Source records
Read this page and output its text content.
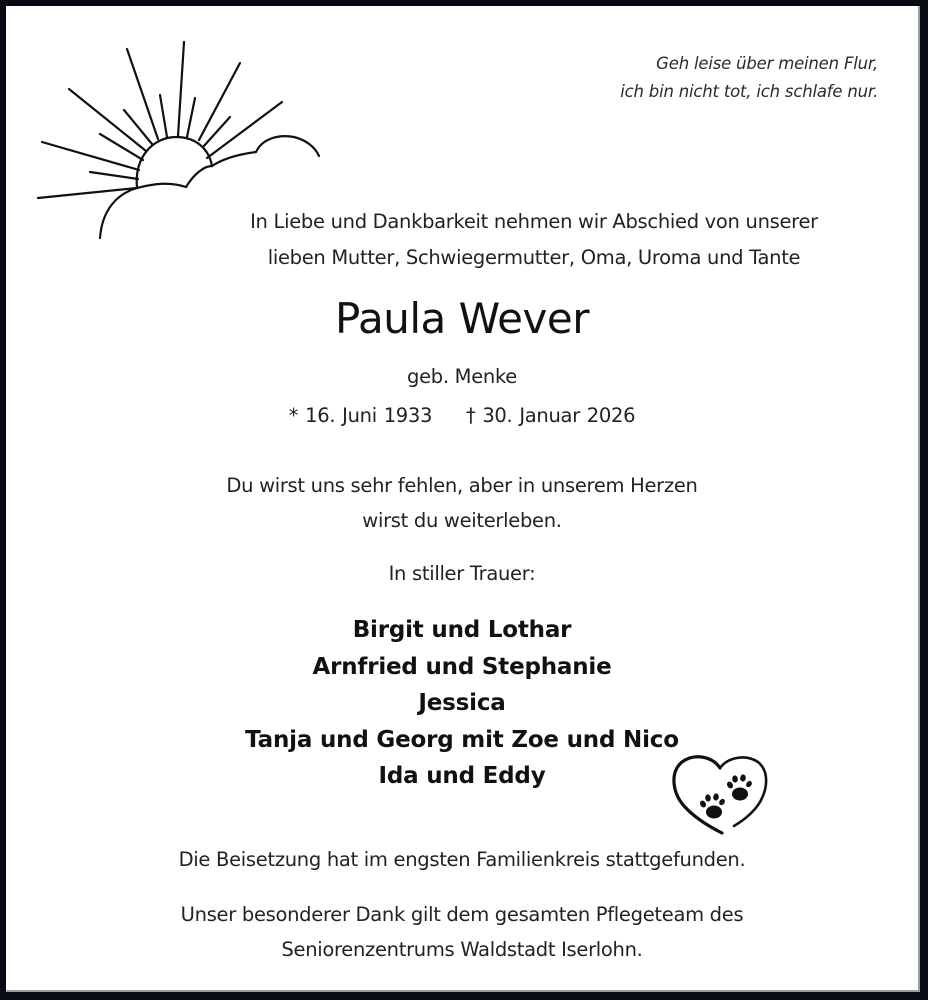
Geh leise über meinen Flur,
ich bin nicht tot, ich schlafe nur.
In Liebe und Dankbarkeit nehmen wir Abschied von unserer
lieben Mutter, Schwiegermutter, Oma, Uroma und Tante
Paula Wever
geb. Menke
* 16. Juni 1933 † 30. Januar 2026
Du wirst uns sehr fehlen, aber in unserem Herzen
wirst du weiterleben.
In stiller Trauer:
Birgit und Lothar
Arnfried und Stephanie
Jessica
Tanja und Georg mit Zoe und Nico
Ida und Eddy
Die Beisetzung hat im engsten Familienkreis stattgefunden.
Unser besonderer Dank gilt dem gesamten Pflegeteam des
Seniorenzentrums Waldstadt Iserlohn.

## Written request:
Copy out all lines where the word "wirst" appears.

## Response:
Du wirst uns sehr fehlen, aber in unserem Herzen
wirst du weiterleben.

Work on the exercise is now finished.